Bloco de texto:
*-*-*
Mas nós não precisamos que nos digam o que não somos; nós transmontanos, e.g., sabemos o que não somos, a nossa região está cada vez mais erma e votada ao envelhecimento e empobrecimento, mas é mesmo assim uma importante zona onde dois países se tocam e onde as suas relações melhor se desenlaçam, pelo menos assim o deveriam. E sabemos, demasiado bem, tratarem-se de dois países distintos. De facto, moramos suficientemente próximos de Espanha: para perceber a diferença nas infra-estruturas, por vezes ainda antes de se ultrapassar a linha fronteiriça; para perceber que um país é o pleno do seu território e que uma nação não é apenas a metrópole da sua capital e uma ou outra cidade junto à costa; para perceber que os serviços são fundamentais para as populações e que um povoado tem de o estar para sê-lo; para perceber que as gentes se tratam com respeito e dignidade, e que estes se demonstram servindo igualitariamente as gentes que de Norte a Sul, de Este a Oeste, nas mais remotas ilhas e mesmo no estrangeiro são a sua identidade, a sua nação. Gentes que na sua individualidade são o colectivo que é Portugal.
É fulcral compreender que respeito e dignidade não são promessas de estradas e isenções fiscais, não são inaugurações, nem visitas breves e elogios à anciã identidade cultural. Respeito e dignidade são e estão: na devolução da linha férrea, em parte cobardemente roubada pela calada da noite e afundada para enriquecimentos ilícitos, pondo em causa património mundial; na abertura de (mais) serviços públicos negados a gente que é vista como número e estatística em vez de pessoas e cidadãos; na industrialização necessária para a evolução e concreta criação de postos e condições de trabalho; na não retenção dos fundos monetários destinados ao investimento e desenvolvimento de áreas e serviços específicos, condenando-os à ganância das grandes urbes e suas metrópoles; na aposta no desenvolvimento cultural, educacional e científico; no tratamento de cada cidadão como igual e na não separação destes em subcategorias dependendo da região em que nasceram, ou vivem.
Creio ser importante compreender que a mim não incomoda que os meus impostos sirvam para baixar o passe dos transportes públicos em Lisboa e noutras cidades, não me importa que os meus impostos sejam usados na construção de estradas e pontes que poderei nunca vir a cruzar; jamais me poderá incomodar que um meu compatriota tenha direito a serviços e a uma vida dignos, contudo, incomoda-me que um meu compatriota se indigne com a construção (tardia), aliás a conversão de um I.P. desastroso numa auto-estrada, que é apenas a segunda de toda uma região e a única no distrito de Bragança; Porque na sua cidade – onde pululam auto-estradas e vias modernas, tem aeroporto, ferrovia e metropolitano, etc… – o dinheiro seria melhor empregue para servir os habitantes de primeira categoria da capital. Porque é tudo muito bonito no Entrudo e nas duas semanas das férias estivais. Quem não rejubila quando na sua fugaz visita cita Torga aos amigos ou na comunicação social? Todavia, este reino maravilhoso que aos olhos do Litoral só dá meia dúzia de votos inúteis, não pertence ao jardim florido nem mais é do que um ermo maravilhoso pela beira-mar repudiado.
Nasceu em Macedo de Cavaleiros, Coração do Nordeste Transmontano, em 1983, onde orgulhosamente reside. Licenciado em Línguas, Literaturas e Culturas, publicou poemas e artigos na extinta fanzine “NU” e em blogues, antes de editar em 2015 o livro-objecto “Poesia Com Pota”. Português de Mal e acérrimo defensor da regionalização foi deputado municipal entre 2009-2013.
Este autor escreve segundo o antigo acordo ortográfico.
*-*-*
[Registos retirados de um conjunto de dados]
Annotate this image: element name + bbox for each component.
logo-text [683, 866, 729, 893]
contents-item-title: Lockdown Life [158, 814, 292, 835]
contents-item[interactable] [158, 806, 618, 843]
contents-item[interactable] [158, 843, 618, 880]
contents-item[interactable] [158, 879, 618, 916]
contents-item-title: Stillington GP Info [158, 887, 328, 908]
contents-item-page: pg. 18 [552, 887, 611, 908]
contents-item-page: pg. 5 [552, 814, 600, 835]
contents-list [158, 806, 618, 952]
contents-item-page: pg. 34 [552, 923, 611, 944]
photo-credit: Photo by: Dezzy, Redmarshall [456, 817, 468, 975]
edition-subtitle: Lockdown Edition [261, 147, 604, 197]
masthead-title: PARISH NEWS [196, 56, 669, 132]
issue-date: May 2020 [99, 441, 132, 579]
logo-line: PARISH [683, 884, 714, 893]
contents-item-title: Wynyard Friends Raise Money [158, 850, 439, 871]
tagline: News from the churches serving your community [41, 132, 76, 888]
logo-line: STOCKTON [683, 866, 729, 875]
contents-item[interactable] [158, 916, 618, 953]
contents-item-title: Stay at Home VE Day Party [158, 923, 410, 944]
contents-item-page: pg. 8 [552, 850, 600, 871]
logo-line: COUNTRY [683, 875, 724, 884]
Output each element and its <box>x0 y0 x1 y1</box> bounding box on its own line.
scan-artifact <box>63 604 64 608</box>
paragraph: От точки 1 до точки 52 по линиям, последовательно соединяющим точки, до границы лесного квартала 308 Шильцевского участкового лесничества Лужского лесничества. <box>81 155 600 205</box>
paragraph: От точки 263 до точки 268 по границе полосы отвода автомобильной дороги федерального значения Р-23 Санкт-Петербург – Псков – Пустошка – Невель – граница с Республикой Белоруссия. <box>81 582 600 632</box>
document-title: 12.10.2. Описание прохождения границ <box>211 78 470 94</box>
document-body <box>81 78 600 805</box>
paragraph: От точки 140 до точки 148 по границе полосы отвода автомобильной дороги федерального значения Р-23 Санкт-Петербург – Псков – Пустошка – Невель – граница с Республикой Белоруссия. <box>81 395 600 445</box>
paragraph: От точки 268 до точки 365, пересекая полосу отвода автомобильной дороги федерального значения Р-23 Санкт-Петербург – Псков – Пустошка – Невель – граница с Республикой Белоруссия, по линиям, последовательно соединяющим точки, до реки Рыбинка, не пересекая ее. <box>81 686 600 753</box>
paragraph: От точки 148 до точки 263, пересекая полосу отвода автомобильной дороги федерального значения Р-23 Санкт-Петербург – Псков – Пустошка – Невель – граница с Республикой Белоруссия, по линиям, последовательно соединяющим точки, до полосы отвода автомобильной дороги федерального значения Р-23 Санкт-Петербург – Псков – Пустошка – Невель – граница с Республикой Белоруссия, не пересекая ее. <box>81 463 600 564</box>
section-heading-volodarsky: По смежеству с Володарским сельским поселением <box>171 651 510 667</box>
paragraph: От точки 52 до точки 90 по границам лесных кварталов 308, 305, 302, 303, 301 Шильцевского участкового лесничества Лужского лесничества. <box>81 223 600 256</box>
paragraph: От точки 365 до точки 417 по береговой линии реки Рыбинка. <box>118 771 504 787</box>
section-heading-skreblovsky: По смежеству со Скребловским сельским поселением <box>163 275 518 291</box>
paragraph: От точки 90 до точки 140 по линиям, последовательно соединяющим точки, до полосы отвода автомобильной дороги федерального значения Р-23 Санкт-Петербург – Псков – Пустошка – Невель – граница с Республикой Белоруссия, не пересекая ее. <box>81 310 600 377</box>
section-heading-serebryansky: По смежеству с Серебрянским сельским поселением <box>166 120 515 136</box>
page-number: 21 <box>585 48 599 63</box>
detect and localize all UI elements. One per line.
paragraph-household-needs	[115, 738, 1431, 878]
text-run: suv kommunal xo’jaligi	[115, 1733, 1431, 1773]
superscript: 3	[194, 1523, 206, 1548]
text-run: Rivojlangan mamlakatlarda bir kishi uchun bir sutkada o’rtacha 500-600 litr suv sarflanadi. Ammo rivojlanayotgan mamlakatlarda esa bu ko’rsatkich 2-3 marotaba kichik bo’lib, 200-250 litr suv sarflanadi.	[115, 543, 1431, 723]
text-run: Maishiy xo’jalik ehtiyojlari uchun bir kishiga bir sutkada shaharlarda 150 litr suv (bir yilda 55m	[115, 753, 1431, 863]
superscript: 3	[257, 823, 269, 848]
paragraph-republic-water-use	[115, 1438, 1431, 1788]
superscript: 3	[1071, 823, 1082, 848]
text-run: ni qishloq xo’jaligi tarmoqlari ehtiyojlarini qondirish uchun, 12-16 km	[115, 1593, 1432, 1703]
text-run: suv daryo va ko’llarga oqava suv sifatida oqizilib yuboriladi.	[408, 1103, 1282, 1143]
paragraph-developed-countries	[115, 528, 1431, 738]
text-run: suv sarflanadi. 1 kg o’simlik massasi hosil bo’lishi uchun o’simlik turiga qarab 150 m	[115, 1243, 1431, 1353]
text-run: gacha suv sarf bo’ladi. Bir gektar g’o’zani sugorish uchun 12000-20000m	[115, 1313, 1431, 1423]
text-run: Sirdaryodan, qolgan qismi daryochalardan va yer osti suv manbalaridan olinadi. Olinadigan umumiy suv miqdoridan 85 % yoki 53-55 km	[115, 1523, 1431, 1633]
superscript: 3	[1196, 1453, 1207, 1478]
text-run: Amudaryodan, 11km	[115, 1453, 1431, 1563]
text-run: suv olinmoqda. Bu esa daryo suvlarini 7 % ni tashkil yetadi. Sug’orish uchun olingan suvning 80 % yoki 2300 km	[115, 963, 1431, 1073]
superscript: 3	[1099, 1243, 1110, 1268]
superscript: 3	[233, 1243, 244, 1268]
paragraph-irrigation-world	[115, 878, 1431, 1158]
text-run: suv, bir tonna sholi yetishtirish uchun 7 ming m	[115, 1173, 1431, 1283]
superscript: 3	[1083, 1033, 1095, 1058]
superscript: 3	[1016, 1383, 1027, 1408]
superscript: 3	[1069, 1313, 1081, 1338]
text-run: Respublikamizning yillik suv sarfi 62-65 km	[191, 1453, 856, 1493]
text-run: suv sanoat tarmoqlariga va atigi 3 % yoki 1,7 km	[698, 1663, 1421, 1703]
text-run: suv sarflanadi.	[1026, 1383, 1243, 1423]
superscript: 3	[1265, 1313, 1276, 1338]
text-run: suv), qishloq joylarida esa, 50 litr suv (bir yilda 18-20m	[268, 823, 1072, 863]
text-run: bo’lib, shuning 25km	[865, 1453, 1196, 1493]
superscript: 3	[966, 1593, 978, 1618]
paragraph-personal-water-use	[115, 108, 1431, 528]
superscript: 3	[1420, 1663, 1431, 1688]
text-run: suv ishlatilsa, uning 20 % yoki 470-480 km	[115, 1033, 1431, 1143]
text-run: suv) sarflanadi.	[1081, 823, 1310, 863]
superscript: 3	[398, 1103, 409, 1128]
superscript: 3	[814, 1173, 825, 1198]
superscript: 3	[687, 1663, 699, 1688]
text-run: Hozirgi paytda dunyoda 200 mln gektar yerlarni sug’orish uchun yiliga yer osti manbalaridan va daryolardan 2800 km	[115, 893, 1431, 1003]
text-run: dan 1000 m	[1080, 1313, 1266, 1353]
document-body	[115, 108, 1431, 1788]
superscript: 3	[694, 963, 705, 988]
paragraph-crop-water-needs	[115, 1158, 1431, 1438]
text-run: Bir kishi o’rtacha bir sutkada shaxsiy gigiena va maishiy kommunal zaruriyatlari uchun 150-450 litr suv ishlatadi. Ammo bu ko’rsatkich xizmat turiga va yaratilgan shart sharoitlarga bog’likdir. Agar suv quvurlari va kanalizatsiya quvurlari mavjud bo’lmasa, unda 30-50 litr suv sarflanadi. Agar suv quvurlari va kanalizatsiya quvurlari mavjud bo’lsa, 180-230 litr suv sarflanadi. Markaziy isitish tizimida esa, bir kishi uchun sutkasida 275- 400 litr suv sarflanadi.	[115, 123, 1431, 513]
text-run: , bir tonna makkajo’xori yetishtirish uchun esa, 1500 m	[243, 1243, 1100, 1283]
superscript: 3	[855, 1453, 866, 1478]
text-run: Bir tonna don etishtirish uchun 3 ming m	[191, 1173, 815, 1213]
*-*-*
Descrição da tarefa:
Transcreva o trecho do texto sobre Trás-os-Montes que começa em "Nasceu em Macedo" e segue até "antigo acordo ortográfico.", trocando "acérrimo defensor" por "firme defensor". A listagem não tem qualquer relação com o texto sobre Trás-os-Montes.

Resultado do exercício:
Nasceu em Macedo de Cavaleiros, Coração do Nordeste Transmontano, em 1983, onde orgulhosamente reside. Licenciado em Línguas, Literaturas e Culturas, publicou poemas e artigos na extinta fanzine “NU” e em blogues, antes de editar em 2015 o livro-objecto “Poesia Com Pota”. Português de Mal e firme defensor da regionalização foi deputado municipal entre 2009-2013.
Este autor escreve segundo o antigo acordo ortográfico.